**SET PROBLEM:**
Count every line below that contains "ustavitev", then state the total with no other output.
— start —
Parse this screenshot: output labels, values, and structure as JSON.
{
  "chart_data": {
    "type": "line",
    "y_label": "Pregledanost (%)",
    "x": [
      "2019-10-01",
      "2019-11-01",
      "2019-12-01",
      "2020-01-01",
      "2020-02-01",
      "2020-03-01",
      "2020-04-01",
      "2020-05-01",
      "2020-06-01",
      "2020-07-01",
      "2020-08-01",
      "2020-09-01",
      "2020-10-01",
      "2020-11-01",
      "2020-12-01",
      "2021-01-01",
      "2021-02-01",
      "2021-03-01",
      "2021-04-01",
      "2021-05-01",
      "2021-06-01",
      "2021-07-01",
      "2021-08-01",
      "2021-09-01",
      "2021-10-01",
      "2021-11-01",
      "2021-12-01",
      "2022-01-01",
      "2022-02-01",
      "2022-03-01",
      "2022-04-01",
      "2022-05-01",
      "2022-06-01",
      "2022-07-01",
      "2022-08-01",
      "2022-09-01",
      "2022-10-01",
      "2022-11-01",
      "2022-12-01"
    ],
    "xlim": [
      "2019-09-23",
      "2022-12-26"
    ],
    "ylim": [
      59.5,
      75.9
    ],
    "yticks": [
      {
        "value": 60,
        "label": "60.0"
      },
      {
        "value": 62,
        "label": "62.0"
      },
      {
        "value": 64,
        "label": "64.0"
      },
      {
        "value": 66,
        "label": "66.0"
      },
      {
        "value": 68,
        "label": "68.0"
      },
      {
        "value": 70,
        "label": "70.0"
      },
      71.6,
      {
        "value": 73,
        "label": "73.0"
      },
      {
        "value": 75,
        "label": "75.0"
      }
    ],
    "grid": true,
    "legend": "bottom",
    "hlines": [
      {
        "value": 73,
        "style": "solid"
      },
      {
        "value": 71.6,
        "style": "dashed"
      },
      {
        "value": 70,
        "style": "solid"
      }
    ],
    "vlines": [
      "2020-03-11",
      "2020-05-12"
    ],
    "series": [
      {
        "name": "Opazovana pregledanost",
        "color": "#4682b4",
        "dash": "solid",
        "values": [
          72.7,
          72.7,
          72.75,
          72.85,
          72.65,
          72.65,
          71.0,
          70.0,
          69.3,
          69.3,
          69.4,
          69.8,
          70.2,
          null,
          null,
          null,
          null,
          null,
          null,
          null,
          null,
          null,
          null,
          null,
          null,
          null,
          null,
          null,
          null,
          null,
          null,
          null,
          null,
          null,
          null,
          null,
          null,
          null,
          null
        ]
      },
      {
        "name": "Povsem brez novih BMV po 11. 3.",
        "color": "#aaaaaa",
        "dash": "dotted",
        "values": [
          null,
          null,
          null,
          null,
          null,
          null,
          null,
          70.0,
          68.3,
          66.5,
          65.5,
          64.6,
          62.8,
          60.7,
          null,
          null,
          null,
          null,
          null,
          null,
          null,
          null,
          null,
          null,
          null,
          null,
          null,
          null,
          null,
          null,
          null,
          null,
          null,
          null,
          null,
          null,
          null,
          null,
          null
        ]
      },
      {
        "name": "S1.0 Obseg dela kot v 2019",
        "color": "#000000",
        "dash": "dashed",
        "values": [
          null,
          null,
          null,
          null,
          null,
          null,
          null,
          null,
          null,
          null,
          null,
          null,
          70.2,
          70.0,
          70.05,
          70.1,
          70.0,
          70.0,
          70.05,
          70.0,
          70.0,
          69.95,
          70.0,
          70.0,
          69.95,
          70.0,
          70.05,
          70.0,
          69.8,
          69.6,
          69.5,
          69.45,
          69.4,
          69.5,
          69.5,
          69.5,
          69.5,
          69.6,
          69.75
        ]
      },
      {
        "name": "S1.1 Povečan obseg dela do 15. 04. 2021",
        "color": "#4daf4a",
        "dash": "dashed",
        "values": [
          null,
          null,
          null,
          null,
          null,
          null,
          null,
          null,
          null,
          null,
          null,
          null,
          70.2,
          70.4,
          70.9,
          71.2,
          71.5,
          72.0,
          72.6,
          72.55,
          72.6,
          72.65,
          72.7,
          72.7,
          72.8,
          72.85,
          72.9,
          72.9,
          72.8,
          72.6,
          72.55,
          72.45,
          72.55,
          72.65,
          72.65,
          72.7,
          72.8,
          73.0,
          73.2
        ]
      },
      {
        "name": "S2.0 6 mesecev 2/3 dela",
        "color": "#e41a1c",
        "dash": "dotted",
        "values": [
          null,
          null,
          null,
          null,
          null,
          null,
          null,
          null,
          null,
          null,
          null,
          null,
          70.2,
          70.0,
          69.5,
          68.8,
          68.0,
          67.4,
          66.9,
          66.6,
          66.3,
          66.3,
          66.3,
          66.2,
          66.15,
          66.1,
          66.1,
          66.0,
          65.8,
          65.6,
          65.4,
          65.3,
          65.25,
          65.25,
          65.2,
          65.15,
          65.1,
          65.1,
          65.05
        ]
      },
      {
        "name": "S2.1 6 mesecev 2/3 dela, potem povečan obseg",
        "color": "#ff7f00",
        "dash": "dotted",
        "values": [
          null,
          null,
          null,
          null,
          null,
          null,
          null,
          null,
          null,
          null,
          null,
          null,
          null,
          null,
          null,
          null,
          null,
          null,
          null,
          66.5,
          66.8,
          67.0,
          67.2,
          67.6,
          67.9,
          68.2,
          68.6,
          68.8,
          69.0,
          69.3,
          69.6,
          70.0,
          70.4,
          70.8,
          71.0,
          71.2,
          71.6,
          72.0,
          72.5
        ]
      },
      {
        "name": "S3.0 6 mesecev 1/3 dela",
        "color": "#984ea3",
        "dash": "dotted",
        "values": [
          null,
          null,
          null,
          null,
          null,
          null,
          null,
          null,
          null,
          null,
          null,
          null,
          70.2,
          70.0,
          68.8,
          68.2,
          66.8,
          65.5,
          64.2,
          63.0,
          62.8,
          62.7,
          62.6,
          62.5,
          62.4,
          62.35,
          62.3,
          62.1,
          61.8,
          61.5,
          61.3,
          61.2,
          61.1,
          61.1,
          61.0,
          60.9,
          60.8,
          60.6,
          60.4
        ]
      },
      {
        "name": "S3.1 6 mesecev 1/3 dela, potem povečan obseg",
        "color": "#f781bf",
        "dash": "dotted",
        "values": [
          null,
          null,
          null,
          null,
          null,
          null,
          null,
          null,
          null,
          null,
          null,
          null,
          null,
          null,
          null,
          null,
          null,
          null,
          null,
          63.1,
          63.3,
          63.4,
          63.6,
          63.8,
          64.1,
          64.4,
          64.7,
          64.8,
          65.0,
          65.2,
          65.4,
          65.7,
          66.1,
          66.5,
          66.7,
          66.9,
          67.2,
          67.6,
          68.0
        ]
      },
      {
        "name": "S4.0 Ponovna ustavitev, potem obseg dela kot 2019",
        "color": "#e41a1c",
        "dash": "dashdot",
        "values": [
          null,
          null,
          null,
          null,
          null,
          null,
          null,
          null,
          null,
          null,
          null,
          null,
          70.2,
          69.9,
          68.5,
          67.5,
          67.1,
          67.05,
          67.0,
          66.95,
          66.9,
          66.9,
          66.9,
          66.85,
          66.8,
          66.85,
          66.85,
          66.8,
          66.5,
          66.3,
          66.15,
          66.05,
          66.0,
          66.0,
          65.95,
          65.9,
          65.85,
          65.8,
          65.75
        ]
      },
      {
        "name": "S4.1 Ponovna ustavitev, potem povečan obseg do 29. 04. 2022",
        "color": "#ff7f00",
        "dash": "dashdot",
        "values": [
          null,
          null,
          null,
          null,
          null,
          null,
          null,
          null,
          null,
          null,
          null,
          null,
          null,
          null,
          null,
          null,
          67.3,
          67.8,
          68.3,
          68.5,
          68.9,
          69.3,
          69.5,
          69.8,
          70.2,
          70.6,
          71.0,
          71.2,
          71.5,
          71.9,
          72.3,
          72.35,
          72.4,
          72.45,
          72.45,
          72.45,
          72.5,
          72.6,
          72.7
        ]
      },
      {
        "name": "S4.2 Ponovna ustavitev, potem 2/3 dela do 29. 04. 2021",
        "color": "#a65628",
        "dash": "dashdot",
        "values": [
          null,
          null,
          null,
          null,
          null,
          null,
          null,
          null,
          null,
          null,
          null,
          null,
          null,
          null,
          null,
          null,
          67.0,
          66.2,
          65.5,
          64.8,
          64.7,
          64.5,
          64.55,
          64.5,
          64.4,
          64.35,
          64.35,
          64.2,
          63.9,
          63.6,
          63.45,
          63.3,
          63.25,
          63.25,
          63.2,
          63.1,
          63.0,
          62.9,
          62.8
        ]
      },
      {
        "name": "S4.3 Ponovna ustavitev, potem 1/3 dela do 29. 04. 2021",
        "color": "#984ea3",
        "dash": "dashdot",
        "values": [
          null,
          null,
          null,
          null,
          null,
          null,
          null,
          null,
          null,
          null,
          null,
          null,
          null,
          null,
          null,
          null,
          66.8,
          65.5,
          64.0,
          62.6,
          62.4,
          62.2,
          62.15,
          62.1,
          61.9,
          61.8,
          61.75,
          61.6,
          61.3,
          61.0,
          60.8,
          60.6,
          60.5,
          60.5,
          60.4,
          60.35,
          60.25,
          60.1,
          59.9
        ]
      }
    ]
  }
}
— end —
**EXERCISE SOLUTION:**
4